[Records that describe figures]
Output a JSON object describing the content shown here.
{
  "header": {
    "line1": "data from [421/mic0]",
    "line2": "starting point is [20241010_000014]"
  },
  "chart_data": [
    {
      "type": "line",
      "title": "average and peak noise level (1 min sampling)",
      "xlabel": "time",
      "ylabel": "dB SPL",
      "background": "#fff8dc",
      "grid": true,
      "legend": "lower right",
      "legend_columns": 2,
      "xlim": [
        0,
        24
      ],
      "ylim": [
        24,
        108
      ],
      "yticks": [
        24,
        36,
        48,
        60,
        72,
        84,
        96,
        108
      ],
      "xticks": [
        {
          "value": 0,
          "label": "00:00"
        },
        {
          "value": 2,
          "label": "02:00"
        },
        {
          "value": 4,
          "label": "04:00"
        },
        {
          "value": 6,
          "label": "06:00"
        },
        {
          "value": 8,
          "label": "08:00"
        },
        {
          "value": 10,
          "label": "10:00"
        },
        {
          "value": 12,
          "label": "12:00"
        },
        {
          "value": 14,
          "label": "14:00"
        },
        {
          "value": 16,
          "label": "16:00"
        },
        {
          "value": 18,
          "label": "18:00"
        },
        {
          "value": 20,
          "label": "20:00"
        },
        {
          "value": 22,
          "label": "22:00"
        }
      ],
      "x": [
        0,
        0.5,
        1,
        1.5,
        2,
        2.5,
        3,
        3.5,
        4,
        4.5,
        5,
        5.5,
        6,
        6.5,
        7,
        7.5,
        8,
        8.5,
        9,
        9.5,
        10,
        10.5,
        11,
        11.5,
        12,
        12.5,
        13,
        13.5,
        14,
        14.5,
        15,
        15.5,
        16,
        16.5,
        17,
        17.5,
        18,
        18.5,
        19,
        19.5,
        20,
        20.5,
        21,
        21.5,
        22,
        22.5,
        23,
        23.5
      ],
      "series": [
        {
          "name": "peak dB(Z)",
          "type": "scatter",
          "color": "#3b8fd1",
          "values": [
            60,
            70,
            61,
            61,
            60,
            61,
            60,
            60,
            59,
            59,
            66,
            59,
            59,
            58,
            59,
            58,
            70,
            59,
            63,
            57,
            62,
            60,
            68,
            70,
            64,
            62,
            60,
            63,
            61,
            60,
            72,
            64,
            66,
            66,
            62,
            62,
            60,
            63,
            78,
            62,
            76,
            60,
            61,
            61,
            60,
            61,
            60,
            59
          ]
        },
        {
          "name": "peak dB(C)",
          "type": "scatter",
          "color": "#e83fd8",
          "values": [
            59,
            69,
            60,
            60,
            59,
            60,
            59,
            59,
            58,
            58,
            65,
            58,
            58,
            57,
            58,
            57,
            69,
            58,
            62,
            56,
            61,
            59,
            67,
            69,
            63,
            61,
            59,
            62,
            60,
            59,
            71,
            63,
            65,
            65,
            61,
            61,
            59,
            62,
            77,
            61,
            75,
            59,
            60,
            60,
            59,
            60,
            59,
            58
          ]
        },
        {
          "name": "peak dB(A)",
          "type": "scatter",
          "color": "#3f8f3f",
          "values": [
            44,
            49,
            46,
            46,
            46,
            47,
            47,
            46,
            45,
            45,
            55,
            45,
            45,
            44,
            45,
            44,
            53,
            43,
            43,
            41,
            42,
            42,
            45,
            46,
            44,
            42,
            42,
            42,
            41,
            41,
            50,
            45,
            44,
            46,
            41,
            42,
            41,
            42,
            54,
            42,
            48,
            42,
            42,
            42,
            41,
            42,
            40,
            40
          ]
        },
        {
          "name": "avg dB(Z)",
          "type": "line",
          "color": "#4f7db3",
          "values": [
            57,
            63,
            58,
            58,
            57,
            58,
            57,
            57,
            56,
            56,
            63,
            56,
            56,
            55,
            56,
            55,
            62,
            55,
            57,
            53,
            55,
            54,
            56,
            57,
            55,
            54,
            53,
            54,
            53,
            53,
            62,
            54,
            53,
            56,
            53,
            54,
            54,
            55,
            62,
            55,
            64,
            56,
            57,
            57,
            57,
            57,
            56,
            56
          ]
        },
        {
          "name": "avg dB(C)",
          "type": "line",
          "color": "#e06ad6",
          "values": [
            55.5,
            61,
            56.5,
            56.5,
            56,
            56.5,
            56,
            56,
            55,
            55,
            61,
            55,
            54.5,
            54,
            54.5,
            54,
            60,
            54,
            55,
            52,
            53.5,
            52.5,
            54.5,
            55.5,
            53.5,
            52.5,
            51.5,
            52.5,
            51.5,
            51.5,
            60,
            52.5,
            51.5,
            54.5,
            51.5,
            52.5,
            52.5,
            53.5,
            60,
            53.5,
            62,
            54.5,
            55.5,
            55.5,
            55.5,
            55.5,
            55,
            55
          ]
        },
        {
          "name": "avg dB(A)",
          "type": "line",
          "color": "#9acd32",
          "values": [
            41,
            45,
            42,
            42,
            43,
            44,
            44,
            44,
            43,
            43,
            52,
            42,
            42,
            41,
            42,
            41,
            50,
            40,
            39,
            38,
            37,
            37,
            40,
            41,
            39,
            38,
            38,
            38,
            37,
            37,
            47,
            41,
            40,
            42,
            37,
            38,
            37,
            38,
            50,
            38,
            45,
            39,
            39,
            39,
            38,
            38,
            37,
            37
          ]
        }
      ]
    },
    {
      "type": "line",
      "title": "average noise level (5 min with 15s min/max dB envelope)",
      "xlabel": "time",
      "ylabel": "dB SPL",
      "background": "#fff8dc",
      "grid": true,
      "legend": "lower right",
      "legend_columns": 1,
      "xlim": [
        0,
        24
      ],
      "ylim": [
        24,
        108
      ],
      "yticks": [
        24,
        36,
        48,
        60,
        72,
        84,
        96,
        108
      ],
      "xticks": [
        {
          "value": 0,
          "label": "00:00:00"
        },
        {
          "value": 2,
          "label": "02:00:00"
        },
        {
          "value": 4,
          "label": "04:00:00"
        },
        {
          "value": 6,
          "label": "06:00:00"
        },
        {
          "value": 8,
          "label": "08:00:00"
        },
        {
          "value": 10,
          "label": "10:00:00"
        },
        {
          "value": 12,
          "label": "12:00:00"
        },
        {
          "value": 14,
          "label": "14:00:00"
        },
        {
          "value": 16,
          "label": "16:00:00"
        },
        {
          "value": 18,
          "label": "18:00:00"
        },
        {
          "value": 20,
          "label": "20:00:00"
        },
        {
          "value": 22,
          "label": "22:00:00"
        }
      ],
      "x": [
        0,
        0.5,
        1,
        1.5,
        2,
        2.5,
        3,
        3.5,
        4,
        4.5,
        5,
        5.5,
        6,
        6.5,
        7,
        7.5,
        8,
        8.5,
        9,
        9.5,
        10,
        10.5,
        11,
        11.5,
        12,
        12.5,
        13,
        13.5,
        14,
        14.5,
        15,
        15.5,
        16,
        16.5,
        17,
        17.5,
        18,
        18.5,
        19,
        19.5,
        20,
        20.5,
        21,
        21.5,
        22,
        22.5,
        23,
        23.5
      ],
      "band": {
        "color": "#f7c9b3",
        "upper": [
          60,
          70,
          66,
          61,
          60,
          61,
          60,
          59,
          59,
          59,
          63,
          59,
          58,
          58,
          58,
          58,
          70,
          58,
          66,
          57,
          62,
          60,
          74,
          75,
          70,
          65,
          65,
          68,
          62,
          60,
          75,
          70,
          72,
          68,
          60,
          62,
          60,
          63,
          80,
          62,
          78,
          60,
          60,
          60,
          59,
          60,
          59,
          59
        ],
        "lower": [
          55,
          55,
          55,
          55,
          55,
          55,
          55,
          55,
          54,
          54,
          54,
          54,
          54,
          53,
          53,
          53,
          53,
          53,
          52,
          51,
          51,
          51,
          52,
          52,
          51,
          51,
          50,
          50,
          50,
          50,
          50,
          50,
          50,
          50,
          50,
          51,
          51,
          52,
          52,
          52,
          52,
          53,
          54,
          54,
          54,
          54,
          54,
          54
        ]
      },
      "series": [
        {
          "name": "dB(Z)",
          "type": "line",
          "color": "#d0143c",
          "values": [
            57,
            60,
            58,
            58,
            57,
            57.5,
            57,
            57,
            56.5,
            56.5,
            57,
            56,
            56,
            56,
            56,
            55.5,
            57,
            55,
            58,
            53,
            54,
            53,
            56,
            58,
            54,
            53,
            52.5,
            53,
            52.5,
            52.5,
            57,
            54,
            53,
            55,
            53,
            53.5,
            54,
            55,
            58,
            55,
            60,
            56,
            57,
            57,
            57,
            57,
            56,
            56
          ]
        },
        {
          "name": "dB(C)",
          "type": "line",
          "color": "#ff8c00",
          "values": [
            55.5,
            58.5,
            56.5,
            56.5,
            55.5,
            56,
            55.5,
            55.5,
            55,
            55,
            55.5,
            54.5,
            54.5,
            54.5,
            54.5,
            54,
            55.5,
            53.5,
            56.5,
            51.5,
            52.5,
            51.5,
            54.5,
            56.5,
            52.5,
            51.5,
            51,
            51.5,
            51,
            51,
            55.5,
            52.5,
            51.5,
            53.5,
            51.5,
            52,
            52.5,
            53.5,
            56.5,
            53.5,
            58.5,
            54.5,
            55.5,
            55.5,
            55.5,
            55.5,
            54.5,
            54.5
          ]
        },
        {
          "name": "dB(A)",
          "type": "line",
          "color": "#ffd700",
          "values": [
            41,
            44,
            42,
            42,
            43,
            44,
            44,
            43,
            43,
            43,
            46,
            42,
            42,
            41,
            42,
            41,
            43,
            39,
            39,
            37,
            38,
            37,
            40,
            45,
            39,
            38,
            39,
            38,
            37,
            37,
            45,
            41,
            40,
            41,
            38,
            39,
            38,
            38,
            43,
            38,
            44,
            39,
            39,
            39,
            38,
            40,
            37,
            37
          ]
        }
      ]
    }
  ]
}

* _Your task_
Determine how many lines of the data contain the word "name", and reply with that number only.

* _Output for this exercise_
9